[BEGIN]
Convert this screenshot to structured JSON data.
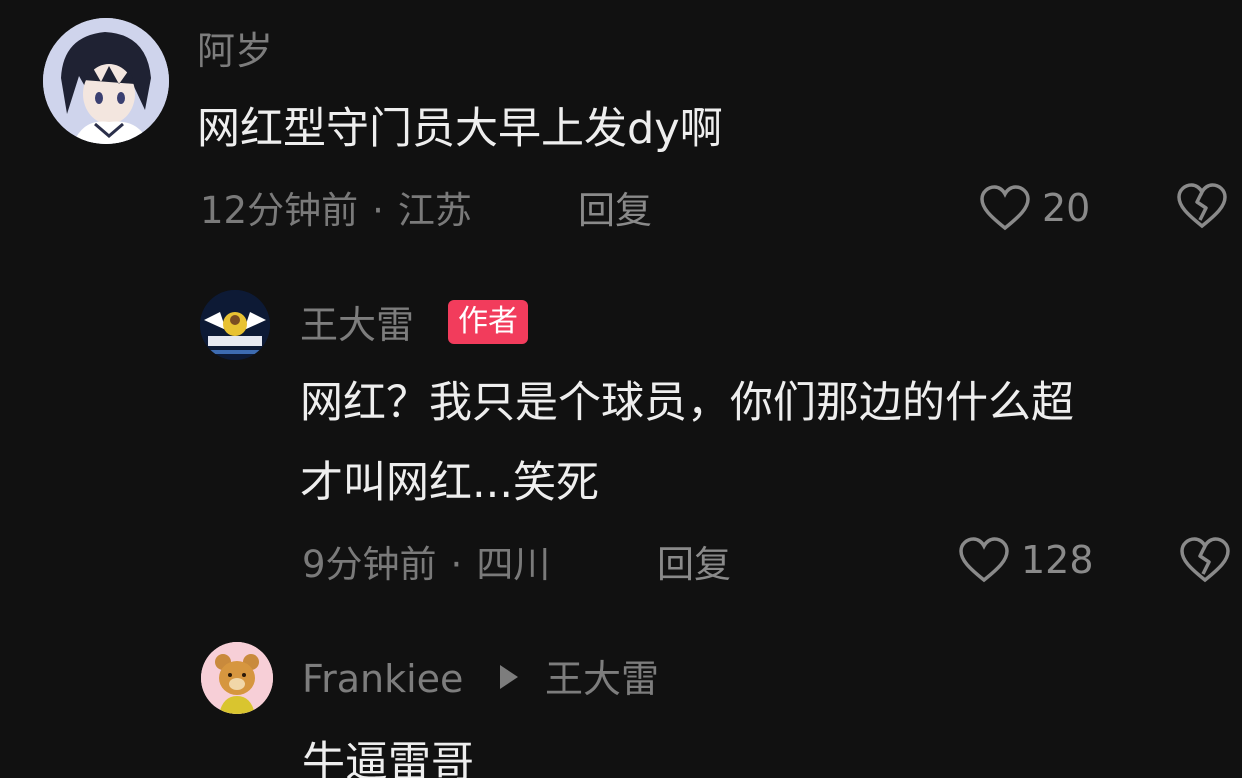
{
  "comments": [
    {
      "username": "阿岁",
      "text": "网红型守门员大早上发dy啊",
      "time": "12分钟前",
      "location": "江苏",
      "reply_label": "回复",
      "likes": "20"
    },
    {
      "username": "王大雷",
      "badge": "作者",
      "text_line1": "网红？我只是个球员，你们那边的什么超",
      "text_line2": "才叫网红...笑死",
      "time": "9分钟前",
      "location": "四川",
      "reply_label": "回复",
      "likes": "128"
    },
    {
      "username": "Frankiee",
      "reply_to": "王大雷",
      "text": "牛逼雷哥"
    }
  ],
  "separator": "·",
  "colors": {
    "background": "#111111",
    "author_badge": "#f23c5c",
    "primary_text": "#eeeeee",
    "secondary_text": "#7d7d7d"
  }
}
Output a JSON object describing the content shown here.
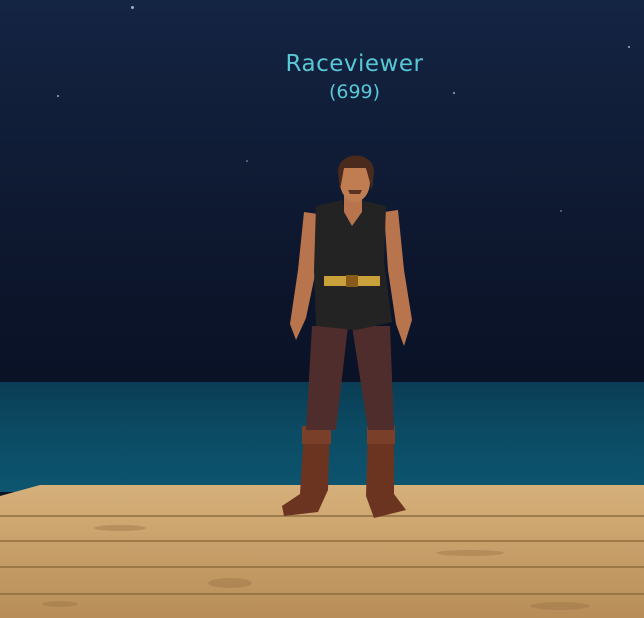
{
  "npc": {
    "name": "Raceviewer",
    "level": "(699)"
  },
  "colors": {
    "sky": "#101c36",
    "sea": "#0b4a62",
    "deck": "#c49a62",
    "nameplate": "#58c8d6"
  }
}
[END]
Write out each line again precisely as it appears, skipping every picture.

* **Task output**:
Convert this screenshot to structured JSON data.
{
  "comments": [
    {
      "username": "阿岁",
      "text": "网红型守门员大早上发dy啊",
      "time": "12分钟前",
      "location": "江苏",
      "reply_label": "回复",
      "likes": "20"
    },
    {
      "username": "王大雷",
      "badge": "作者",
      "text_line1": "网红？我只是个球员，你们那边的什么超",
      "text_line2": "才叫网红...笑死",
      "time": "9分钟前",
      "location": "四川",
      "reply_label": "回复",
      "likes": "128"
    },
    {
      "username": "Frankiee",
      "reply_to": "王大雷",
      "text": "牛逼雷哥"
    }
  ],
  "separator": "·",
  "colors": {
    "background": "#111111",
    "author_badge": "#f23c5c",
    "primary_text": "#eeeeee",
    "secondary_text": "#7d7d7d"
  }
}
Output a JSON object describing the content shown here.
{
  "npc": {
    "name": "Raceviewer",
    "level": "(699)"
  },
  "colors": {
    "sky": "#101c36",
    "sea": "#0b4a62",
    "deck": "#c49a62",
    "nameplate": "#58c8d6"
  }
}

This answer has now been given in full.